(Stored data)
--

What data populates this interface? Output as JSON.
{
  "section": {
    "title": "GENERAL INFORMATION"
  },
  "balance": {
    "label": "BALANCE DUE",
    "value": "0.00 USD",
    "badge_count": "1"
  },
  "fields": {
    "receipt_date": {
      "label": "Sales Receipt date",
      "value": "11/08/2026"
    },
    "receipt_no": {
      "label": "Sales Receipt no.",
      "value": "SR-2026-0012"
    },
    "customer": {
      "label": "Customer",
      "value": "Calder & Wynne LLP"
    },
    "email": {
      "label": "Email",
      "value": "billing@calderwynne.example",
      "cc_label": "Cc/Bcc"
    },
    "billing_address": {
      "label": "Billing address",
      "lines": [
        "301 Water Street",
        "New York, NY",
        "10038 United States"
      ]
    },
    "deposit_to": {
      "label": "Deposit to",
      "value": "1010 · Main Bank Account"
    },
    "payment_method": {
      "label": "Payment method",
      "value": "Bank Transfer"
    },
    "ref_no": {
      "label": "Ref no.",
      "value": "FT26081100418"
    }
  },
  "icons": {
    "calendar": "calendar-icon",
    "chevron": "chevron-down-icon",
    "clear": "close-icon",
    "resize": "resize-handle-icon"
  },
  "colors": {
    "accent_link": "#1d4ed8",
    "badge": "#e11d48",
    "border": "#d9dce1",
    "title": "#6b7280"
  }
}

--

> **The task**: Exactly reproduce every line of the records.

> **Task solution**:
What data populates this interface? Output as JSON.
{
  "section": {
    "title": "GENERAL INFORMATION"
  },
  "balance": {
    "label": "BALANCE DUE",
    "value": "0.00 USD",
    "badge_count": "1"
  },
  "fields": {
    "receipt_date": {
      "label": "Sales Receipt date",
      "value": "11/08/2026"
    },
    "receipt_no": {
      "label": "Sales Receipt no.",
      "value": "SR-2026-0012"
    },
    "customer": {
      "label": "Customer",
      "value": "Calder & Wynne LLP"
    },
    "email": {
      "label": "Email",
      "value": "billing@calderwynne.example",
      "cc_label": "Cc/Bcc"
    },
    "billing_address": {
      "label": "Billing address",
      "lines": [
        "301 Water Street",
        "New York, NY",
        "10038 United States"
      ]
    },
    "deposit_to": {
      "label": "Deposit to",
      "value": "1010 · Main Bank Account"
    },
    "payment_method": {
      "label": "Payment method",
      "value": "Bank Transfer"
    },
    "ref_no": {
      "label": "Ref no.",
      "value": "FT26081100418"
    }
  },
  "icons": {
    "calendar": "calendar-icon",
    "chevron": "chevron-down-icon",
    "clear": "close-icon",
    "resize": "resize-handle-icon"
  },
  "colors": {
    "accent_link": "#1d4ed8",
    "badge": "#e11d48",
    "border": "#d9dce1",
    "title": "#6b7280"
  }
}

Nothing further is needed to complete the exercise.